**DIRECTIVE:** Count every line that has "label" in it and give the total, nothing more.

*** THE DATA

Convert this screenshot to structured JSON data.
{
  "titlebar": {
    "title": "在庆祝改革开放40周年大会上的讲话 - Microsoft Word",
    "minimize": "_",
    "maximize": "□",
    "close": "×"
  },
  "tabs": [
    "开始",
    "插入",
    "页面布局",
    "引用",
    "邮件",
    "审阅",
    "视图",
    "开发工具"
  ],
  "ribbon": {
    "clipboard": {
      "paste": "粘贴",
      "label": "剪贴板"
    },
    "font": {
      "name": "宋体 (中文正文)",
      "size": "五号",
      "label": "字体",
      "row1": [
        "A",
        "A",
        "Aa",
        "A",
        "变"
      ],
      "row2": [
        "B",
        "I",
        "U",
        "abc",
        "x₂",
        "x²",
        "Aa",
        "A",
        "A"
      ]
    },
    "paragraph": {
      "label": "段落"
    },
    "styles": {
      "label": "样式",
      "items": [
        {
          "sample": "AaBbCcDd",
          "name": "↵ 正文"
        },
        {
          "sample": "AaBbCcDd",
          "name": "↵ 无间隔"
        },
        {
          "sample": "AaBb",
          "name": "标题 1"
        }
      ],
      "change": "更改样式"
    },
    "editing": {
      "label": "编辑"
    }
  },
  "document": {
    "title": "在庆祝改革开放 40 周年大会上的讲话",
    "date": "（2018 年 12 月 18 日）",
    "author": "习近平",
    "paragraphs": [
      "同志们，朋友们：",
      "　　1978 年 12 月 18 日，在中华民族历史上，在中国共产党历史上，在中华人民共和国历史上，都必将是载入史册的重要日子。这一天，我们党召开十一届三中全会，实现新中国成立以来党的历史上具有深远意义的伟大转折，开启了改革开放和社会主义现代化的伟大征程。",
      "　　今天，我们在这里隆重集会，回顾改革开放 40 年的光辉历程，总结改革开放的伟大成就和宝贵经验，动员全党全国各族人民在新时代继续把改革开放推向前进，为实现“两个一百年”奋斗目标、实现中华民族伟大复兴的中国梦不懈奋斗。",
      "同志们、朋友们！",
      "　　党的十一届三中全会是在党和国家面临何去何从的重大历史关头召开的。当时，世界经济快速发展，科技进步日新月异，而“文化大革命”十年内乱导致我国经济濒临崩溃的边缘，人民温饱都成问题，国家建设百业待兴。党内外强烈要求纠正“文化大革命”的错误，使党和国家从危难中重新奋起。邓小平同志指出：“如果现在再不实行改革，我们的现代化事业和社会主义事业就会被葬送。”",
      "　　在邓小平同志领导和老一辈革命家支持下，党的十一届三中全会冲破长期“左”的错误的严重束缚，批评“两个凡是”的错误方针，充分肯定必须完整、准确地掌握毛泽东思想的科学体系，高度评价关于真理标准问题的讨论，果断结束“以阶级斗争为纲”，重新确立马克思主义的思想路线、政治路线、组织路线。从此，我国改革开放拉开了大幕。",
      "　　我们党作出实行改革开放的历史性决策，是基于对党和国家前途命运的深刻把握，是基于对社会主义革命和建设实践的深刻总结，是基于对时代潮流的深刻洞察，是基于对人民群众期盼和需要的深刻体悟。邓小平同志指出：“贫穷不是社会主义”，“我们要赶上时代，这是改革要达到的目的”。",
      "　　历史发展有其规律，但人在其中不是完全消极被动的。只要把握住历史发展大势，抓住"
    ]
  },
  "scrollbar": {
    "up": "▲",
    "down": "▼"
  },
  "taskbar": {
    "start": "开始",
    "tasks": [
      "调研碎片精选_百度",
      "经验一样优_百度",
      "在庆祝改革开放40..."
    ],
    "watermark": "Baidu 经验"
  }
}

******

**RESPONSE TO THIS EXERCISE:** 5